[Dataset items]
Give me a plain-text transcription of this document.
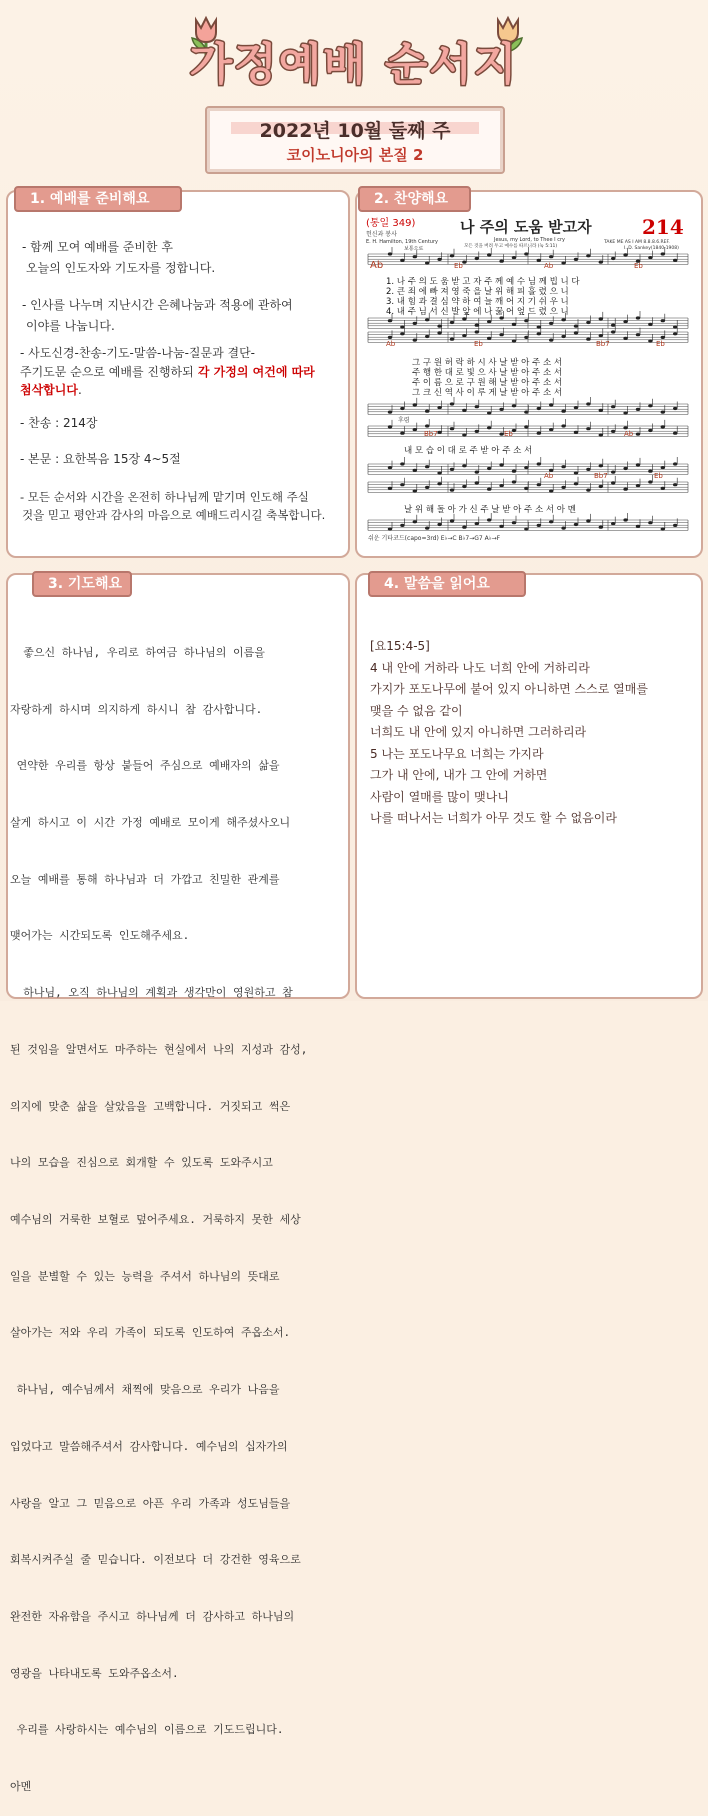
가정예배 순서지
2022년 10월 둘째 주
코이노니아의 본질 2
1. 예배를 준비해요	2. 찬양해요
3. 기도해요	4. 말씀을 읽어요
- 함께 모여 예배를 준비한 후
오늘의 인도자와 기도자를 정합니다.
- 인사를 나누며 지난시간 은혜나눔과 적용에 관하여
이야를 나눕니다.
- 사도신경-찬송-기도-말씀-나눔-질문과 결단-
주기도문 순으로 예배를 진행하되 각 가정의 여건에 따라
첨삭합니다.
- 찬송 : 214장
- 본문 : 요한복음 15장 4~5절
- 모든 순서와 시간을 온전히 하나님께 맡기며 인도해 주실
것을 믿고 평안과 감사의 마음으로 예배드리시길 축복합니다.
(통일 349)
헌신과 봉사
E. H. Hamilton, 19th Century
보통으로
나 주의 도움 받고자	214
Jesus, my Lord, to Thee I cry
모든 것을 버려 두고 예수를 따르니라 (눅 5:11)
TAKE ME AS I AM 8.8.8.6.REF.
I. D. Sankey(1840-1908)
Ab	Eb	Ab	Eb
Ab	Eb	Bb7	Eb
Bb7	Eb	Ab
Ab	Bb7	Eb
1. 나 주 의 도 움 받 고 자 주 께 예 수 님 께 빕 니 다
2. 큰 죄 에 빠 져 영 죽 을 날 위 해 피 흘 렸 으 니
3. 내 힘 과 결 심 약 하 여 늘 깨 어 지 기 쉬 우 니
4. 내 주 님 서 신 발 앞 에 나 꿇 어 엎 드 렸 으 니
그 구 원 허 락 하 시 사 날 받 아 주 소 서
주 행 한 대 로 빛 으 사 날 받 아 주 소 서
주 이 름 으 로 구 원 해 날 받 아 주 소 서
그 크 신 역 사 이 루 게 날 받 아 주 소 서
후렴
내 모 습 이 대 로 주 받 아 주 소 서
날 위 해 돌 아 가 신 주 날 받 아 주 소 서 아 멘
쉬운 기타코드(capo=3rd) E♭→C B♭7→G7 A♭→F

좋으신 하나님, 우리로 하여금 하나님의 이름을

자랑하게 하시며 의지하게 하시니 참 감사합니다.

연약한 우리를 항상 붙들어 주심으로 예배자의 삶을

살게 하시고 이 시간 가정 예배로 모이게 해주셨사오니

오늘 예배를 통해 하나님과 더 가깝고 친밀한 관계를

맺어가는 시간되도록 인도해주세요.

하나님, 오직 하나님의 계획과 생각만이 영원하고 참

된 것임을 알면서도 마주하는 현실에서 나의 지성과 감성,

의지에 맞춘 삶을 살았음을 고백합니다. 거짓되고 썩은

나의 모습을 진심으로 회개할 수 있도록 도와주시고

예수님의 거룩한 보혈로 덮어주세요. 거룩하지 못한 세상

일을 분별할 수 있는 능력을 주셔서 하나님의 뜻대로

살아가는 저와 우리 가족이 되도록 인도하여 주옵소서.

하나님, 예수님께서 채찍에 맞음으로 우리가 나음을

입었다고 말씀해주셔서 감사합니다. 예수님의 십자가의

사랑을 알고 그 믿음으로 아픈 우리 가족과 성도님들을

회복시켜주실 줄 믿습니다. 이전보다 더 강건한 영육으로

완전한 자유함을 주시고 하나님께 더 감사하고 하나님의

영광을 나타내도록 도와주옵소서.

우리를 사랑하시는 예수님의 이름으로 기도드립니다.

아멘

[요15:4-5]
4 내 안에 거하라 나도 너희 안에 거하리라
가지가 포도나무에 붙어 있지 아니하면 스스로 열매를
맺을 수 없음 같이
너희도 내 안에 있지 아니하면 그러하리라
5 나는 포도나무요 너희는 가지라
그가 내 안에, 내가 그 안에 거하면
사람이 열매를 많이 맺나니
나를 떠나서는 너희가 아무 것도 할 수 없음이라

- [Exercise]:
Pull every line containing "하나님의" from the material above.

- [Solution for this task]:
좋으신 하나님, 우리로 하여금 하나님의 이름을
하나님, 오직 하나님의 계획과 생각만이 영원하고 참
일을 분별할 수 있는 능력을 주셔서 하나님의 뜻대로
완전한 자유함을 주시고 하나님께 더 감사하고 하나님의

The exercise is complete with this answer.